» **TASK BRIEF**: Reproduce the line containing "Decode this image" exactly, along with each line after it through the end of the data; pictures are left out.

****************************************

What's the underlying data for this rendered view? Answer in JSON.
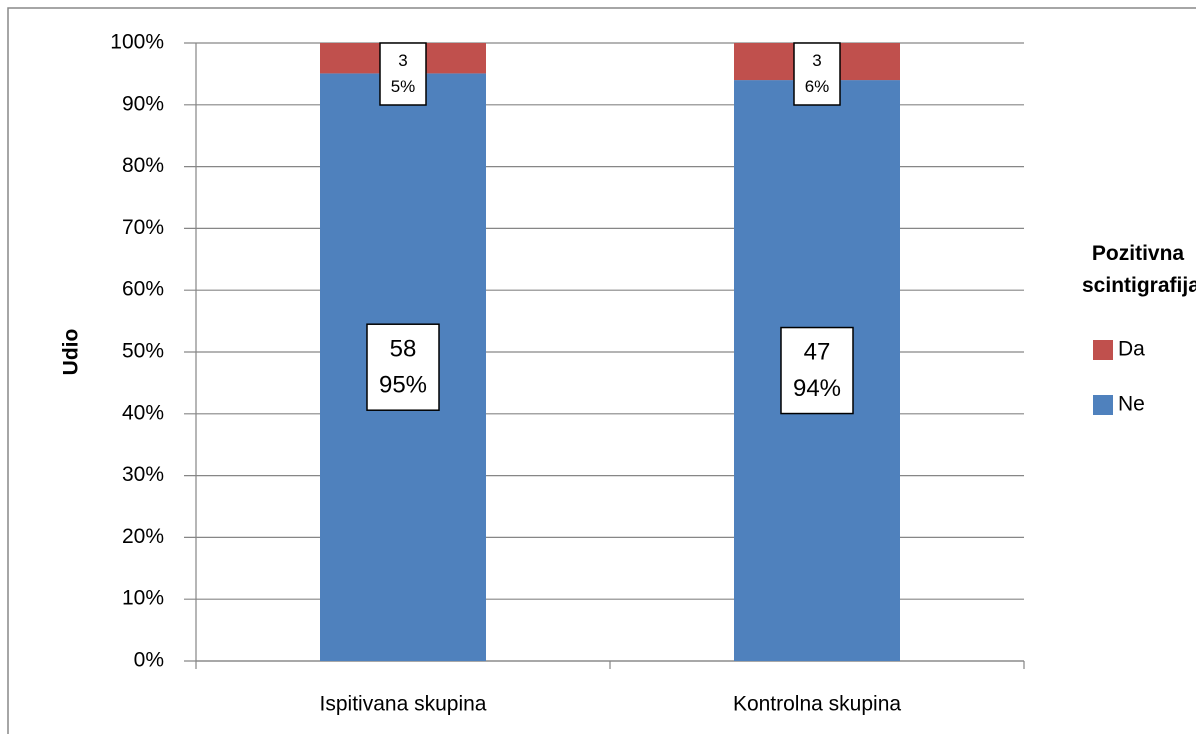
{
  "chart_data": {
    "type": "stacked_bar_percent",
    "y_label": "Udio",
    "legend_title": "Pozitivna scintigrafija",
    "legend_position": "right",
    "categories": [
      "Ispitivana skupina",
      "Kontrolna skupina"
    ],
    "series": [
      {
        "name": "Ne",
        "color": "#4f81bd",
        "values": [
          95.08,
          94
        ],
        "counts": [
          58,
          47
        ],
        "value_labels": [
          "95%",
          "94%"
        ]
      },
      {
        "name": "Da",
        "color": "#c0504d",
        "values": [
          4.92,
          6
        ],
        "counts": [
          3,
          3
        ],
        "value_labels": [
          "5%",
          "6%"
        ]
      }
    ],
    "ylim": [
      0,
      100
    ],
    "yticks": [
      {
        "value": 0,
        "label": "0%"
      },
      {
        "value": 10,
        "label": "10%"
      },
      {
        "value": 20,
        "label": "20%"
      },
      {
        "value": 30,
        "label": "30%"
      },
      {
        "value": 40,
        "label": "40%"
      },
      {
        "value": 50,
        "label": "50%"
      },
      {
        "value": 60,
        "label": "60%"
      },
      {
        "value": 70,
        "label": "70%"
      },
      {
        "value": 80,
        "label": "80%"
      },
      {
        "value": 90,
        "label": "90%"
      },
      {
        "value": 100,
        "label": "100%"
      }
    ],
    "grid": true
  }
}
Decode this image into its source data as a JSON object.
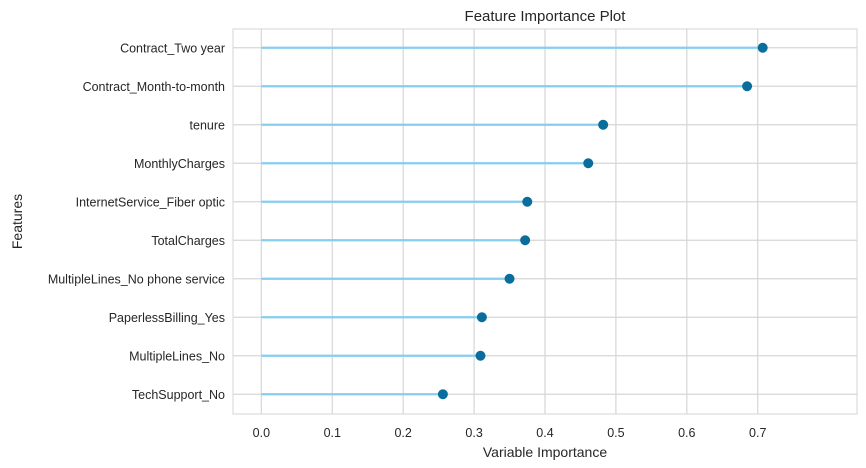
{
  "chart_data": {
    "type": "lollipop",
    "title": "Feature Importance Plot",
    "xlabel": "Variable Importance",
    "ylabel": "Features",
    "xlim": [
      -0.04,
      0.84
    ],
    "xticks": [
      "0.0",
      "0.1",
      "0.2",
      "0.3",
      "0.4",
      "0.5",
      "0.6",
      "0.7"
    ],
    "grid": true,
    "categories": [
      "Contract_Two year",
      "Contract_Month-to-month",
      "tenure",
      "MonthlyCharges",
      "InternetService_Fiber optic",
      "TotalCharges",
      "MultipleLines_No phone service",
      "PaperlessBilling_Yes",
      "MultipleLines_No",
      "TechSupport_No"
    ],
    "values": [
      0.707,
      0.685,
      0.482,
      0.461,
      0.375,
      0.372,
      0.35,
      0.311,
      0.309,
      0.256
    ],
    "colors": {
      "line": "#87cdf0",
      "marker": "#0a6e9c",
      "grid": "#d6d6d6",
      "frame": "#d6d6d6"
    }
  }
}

****************************************

» **REPLY TO THE EXERCISE**:
Decode this image into its source data as a JSON object.
{
  "chart_data": {
    "type": "lollipop",
    "title": "Feature Importance Plot",
    "xlabel": "Variable Importance",
    "ylabel": "Features",
    "xlim": [
      -0.04,
      0.84
    ],
    "xticks": [
      "0.0",
      "0.1",
      "0.2",
      "0.3",
      "0.4",
      "0.5",
      "0.6",
      "0.7"
    ],
    "grid": true,
    "categories": [
      "Contract_Two year",
      "Contract_Month-to-month",
      "tenure",
      "MonthlyCharges",
      "InternetService_Fiber optic",
      "TotalCharges",
      "MultipleLines_No phone service",
      "PaperlessBilling_Yes",
      "MultipleLines_No",
      "TechSupport_No"
    ],
    "values": [
      0.707,
      0.685,
      0.482,
      0.461,
      0.375,
      0.372,
      0.35,
      0.311,
      0.309,
      0.256
    ],
    "colors": {
      "line": "#87cdf0",
      "marker": "#0a6e9c",
      "grid": "#d6d6d6",
      "frame": "#d6d6d6"
    }
  }
}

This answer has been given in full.